HERZMEDIZIN: Sie sprechen von einer drohenden Verschlechterung der Patientenversorgung bei Umsetzung der Leitlinie. Wie viele Personen sind betroffen?
Thiele: In Deutschland gibt es schätzungsweise ca. 5 Mio. Personen mit einer diagnostizierten KHK. Dazu kommt eine unbekannte Anzahl von nicht diagnostizierten Fällen. Beispielsweise wäre bei der Behandlung gemäß der neuen Nationalen Versorgungsleitlinie (NVL) mit der Festdosisstrategie für Statine anstelle einer zielwertorientierten Therapie ein erheblicher Anteil der Patientinnen und Patienten schlechter eingestellt. Dies hätte direkte Folgen: höhere LDL-Cholesterinwerte, ein erhöhtes Herzinfarkt-Risiko und damit eine potenziell höhere Mortalität.
Vergleicht man die Statintherapie in Deutschland mit anderen Ländern, zeigt sich, dass gerade Hochrisiko-Patientinnen und -Patienten hierzulande eine schlechtere LDL-Zielwerteinstellung erreichen. Eigentlich sollte die Primär- und die Sekundärprävention verbessert werden, was auch ein Ziel des Gesundes-Herz-Gesetzes war. Eine Umsetzung der NVL würde dagegen den problematischen Status quo nicht nur zementieren, sondern noch verschlechtern.
HERZMEDIZIN: Welche Auswirkungen hat die neue NVL auf das Disease-Management-Programm (DMP) KHK?

* [Bereitgestellte Angaben]
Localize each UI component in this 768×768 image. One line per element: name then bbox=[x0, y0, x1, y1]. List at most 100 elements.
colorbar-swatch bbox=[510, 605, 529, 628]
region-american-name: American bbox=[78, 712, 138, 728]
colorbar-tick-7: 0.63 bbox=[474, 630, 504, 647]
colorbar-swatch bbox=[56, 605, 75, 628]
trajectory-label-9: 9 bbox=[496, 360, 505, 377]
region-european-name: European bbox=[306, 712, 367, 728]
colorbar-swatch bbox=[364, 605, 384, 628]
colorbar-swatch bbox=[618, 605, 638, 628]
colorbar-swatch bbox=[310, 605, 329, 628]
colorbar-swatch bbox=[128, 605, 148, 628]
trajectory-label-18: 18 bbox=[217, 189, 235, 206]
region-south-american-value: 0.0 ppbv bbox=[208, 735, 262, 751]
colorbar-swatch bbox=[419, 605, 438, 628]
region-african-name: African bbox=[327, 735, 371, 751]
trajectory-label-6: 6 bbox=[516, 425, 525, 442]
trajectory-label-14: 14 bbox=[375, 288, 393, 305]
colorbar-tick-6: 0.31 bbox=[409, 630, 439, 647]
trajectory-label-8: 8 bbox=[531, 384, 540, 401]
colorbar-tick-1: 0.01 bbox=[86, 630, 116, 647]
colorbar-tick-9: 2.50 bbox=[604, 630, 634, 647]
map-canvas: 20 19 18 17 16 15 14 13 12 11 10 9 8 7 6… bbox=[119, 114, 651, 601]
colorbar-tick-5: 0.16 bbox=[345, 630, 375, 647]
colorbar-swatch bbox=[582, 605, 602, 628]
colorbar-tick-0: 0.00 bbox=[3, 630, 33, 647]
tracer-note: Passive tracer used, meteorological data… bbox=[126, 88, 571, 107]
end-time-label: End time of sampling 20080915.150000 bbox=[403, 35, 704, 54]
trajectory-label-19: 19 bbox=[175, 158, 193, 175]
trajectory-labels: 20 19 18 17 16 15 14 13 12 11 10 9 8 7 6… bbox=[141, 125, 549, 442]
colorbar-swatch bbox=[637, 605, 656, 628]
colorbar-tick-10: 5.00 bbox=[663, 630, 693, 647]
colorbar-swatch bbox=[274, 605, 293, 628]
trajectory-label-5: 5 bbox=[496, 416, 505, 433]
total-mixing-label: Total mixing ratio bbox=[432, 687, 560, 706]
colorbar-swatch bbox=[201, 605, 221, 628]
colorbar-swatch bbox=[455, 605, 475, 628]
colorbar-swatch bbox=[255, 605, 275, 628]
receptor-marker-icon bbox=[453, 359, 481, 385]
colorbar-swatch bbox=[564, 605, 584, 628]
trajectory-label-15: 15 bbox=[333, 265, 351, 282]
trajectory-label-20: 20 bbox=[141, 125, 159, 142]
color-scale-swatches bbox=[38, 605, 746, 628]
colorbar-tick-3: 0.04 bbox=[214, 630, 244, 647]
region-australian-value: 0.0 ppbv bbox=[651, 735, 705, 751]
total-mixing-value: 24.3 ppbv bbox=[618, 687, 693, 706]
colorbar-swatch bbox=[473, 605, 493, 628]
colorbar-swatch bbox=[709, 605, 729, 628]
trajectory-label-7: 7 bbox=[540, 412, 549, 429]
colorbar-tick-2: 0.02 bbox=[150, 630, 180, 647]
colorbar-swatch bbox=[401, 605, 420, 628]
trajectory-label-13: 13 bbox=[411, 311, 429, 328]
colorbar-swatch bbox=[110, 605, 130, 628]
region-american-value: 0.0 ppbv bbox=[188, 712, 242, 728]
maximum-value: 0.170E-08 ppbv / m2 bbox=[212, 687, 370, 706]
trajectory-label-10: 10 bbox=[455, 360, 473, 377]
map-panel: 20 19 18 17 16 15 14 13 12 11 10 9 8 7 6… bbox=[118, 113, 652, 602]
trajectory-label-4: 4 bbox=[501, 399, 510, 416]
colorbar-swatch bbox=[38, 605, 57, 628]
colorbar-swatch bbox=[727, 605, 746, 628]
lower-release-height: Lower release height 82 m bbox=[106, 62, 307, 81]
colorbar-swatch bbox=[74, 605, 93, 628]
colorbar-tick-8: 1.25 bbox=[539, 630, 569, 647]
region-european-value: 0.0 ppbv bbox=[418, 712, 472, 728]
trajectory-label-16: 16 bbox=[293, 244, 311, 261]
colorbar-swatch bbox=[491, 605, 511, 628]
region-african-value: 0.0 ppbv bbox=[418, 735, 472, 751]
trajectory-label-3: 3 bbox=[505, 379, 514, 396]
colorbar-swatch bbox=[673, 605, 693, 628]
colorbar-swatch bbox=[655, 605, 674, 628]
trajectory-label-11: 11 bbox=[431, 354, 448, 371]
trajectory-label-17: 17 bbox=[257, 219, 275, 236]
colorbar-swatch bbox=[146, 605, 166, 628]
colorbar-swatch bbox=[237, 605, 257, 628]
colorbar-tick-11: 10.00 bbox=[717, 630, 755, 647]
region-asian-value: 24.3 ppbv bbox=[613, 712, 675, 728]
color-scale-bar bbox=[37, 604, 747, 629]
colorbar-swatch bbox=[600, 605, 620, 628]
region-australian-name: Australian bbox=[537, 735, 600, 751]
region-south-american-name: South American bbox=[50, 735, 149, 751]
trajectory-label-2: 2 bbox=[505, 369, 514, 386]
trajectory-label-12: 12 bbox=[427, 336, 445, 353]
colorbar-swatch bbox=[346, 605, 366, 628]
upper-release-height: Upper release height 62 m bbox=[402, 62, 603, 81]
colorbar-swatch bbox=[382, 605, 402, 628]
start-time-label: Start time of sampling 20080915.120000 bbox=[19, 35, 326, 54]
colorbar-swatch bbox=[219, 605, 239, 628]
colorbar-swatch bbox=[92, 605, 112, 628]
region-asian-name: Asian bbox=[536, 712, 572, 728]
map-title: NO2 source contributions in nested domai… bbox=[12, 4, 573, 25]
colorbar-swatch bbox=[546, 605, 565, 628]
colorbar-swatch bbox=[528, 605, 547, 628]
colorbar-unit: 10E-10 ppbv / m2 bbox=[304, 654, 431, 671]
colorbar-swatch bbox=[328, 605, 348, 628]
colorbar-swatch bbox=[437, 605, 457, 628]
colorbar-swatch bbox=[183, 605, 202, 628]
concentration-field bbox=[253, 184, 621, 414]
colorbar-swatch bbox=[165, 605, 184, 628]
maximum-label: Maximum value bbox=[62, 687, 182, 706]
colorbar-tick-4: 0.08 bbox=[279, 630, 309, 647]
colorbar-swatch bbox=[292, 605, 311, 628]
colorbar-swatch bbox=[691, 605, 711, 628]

* [Arbeitsauftrag] Geben Sie aus dem Textauszug zur neuen Versorgungsleitlinie den Abschnitt wortgetreu aus, der mit den Worten „HERZMEDIZIN: Sie sprechen“ beginnt und mit „Personen sind betroffen?“ schließt.

* [Bearbeitete Aufgabe]
HERZMEDIZIN: Sie sprechen von einer drohenden Verschlechterung der Patientenversorgung bei Umsetzung der Leitlinie. Wie viele Personen sind betroffen?